**WRITTEN INSTRUCTION:**
All of the lines below are to be transcribed faithfully, with pictures excluded from the copy.

Source records
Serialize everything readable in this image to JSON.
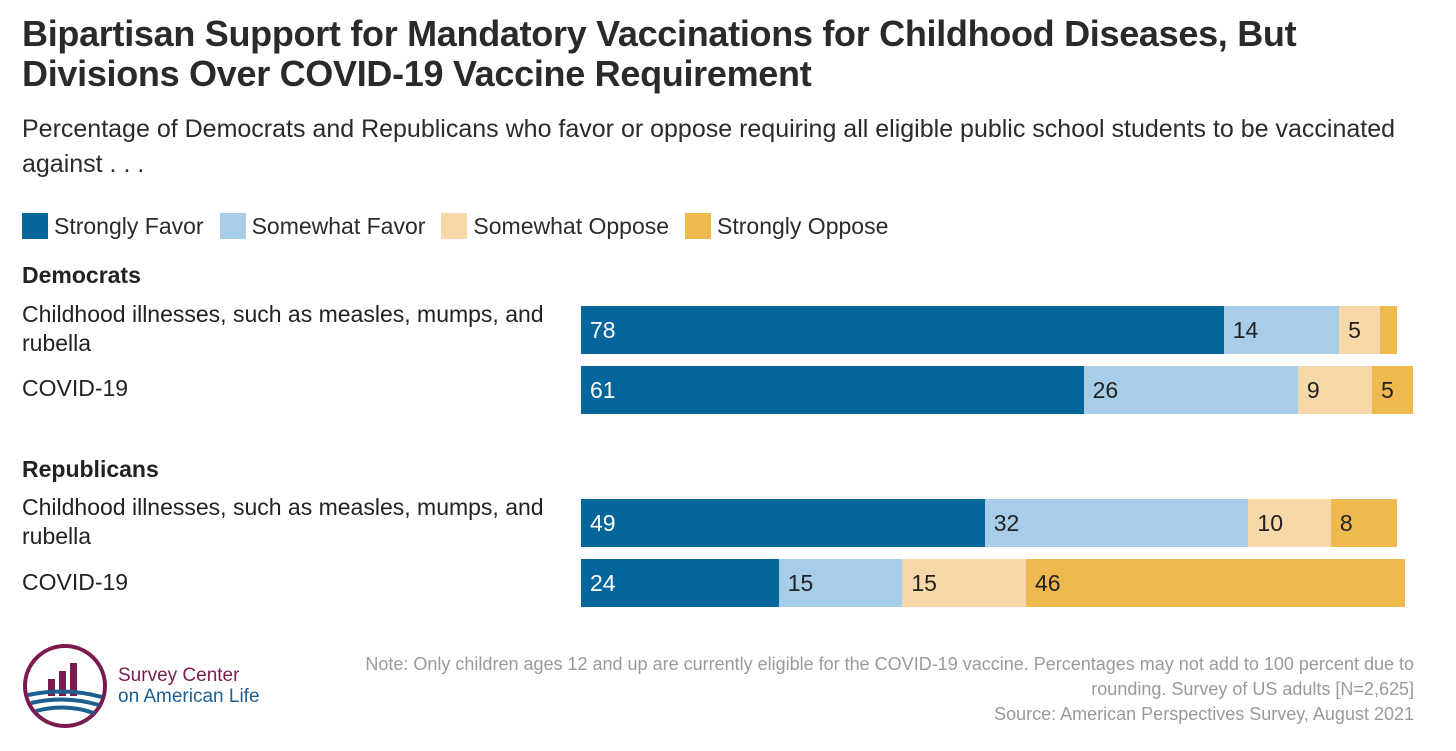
{
  "title": "Bipartisan Support for Mandatory Vaccinations for Childhood Diseases, But Divisions Over COVID-19 Vaccine Requirement",
  "subtitle": "Percentage of Democrats and Republicans who favor or oppose requiring all eligible public school students to be vaccinated against . . .",
  "colors": {
    "strongly_favor": "#04669a",
    "somewhat_favor": "#a7cde9",
    "somewhat_oppose": "#f7d8a8",
    "strongly_oppose": "#eeb94e"
  },
  "chart_data": {
    "type": "bar",
    "orientation": "horizontal",
    "stacked": true,
    "legend": {
      "placement": "top-left",
      "entries": [
        "Strongly Favor",
        "Somewhat Favor",
        "Somewhat Oppose",
        "Strongly Oppose"
      ]
    },
    "xlim": [
      0,
      100
    ],
    "grid": false,
    "groups": [
      {
        "name": "Democrats",
        "rows": [
          {
            "label": "Childhood illnesses, such as measles, mumps, and rubella",
            "values": [
              78,
              14,
              5,
              2
            ],
            "value_labels": [
              "78",
              "14",
              "5",
              ""
            ]
          },
          {
            "label": "COVID-19",
            "values": [
              61,
              26,
              9,
              5
            ],
            "value_labels": [
              "61",
              "26",
              "9",
              "5"
            ]
          }
        ]
      },
      {
        "name": "Republicans",
        "rows": [
          {
            "label": "Childhood illnesses, such as measles, mumps, and rubella",
            "values": [
              49,
              32,
              10,
              8
            ],
            "value_labels": [
              "49",
              "32",
              "10",
              "8"
            ]
          },
          {
            "label": "COVID-19",
            "values": [
              24,
              15,
              15,
              46
            ],
            "value_labels": [
              "24",
              "15",
              "15",
              "46"
            ]
          }
        ]
      }
    ]
  },
  "logo": {
    "line1": "Survey Center",
    "line2": "on American Life"
  },
  "note": {
    "line1": "Note: Only children ages 12 and up are currently eligible for the COVID-19 vaccine. Percentages may not add to 100 percent due to",
    "line2": "rounding. Survey of US adults [N=2,625]",
    "line3": "Source: American Perspectives Survey, August 2021"
  }
}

**EXERCISE SOLUTION:**
Serialize everything readable in this image to JSON.
{
  "title": "Bipartisan Support for Mandatory Vaccinations for Childhood Diseases, But Divisions Over COVID-19 Vaccine Requirement",
  "subtitle": "Percentage of Democrats and Republicans who favor or oppose requiring all eligible public school students to be vaccinated against . . .",
  "colors": {
    "strongly_favor": "#04669a",
    "somewhat_favor": "#a7cde9",
    "somewhat_oppose": "#f7d8a8",
    "strongly_oppose": "#eeb94e"
  },
  "chart_data": {
    "type": "bar",
    "orientation": "horizontal",
    "stacked": true,
    "legend": {
      "placement": "top-left",
      "entries": [
        "Strongly Favor",
        "Somewhat Favor",
        "Somewhat Oppose",
        "Strongly Oppose"
      ]
    },
    "xlim": [
      0,
      100
    ],
    "grid": false,
    "groups": [
      {
        "name": "Democrats",
        "rows": [
          {
            "label": "Childhood illnesses, such as measles, mumps, and rubella",
            "values": [
              78,
              14,
              5,
              2
            ],
            "value_labels": [
              "78",
              "14",
              "5",
              ""
            ]
          },
          {
            "label": "COVID-19",
            "values": [
              61,
              26,
              9,
              5
            ],
            "value_labels": [
              "61",
              "26",
              "9",
              "5"
            ]
          }
        ]
      },
      {
        "name": "Republicans",
        "rows": [
          {
            "label": "Childhood illnesses, such as measles, mumps, and rubella",
            "values": [
              49,
              32,
              10,
              8
            ],
            "value_labels": [
              "49",
              "32",
              "10",
              "8"
            ]
          },
          {
            "label": "COVID-19",
            "values": [
              24,
              15,
              15,
              46
            ],
            "value_labels": [
              "24",
              "15",
              "15",
              "46"
            ]
          }
        ]
      }
    ]
  },
  "logo": {
    "line1": "Survey Center",
    "line2": "on American Life"
  },
  "note": {
    "line1": "Note: Only children ages 12 and up are currently eligible for the COVID-19 vaccine. Percentages may not add to 100 percent due to",
    "line2": "rounding. Survey of US adults [N=2,625]",
    "line3": "Source: American Perspectives Survey, August 2021"
  }
}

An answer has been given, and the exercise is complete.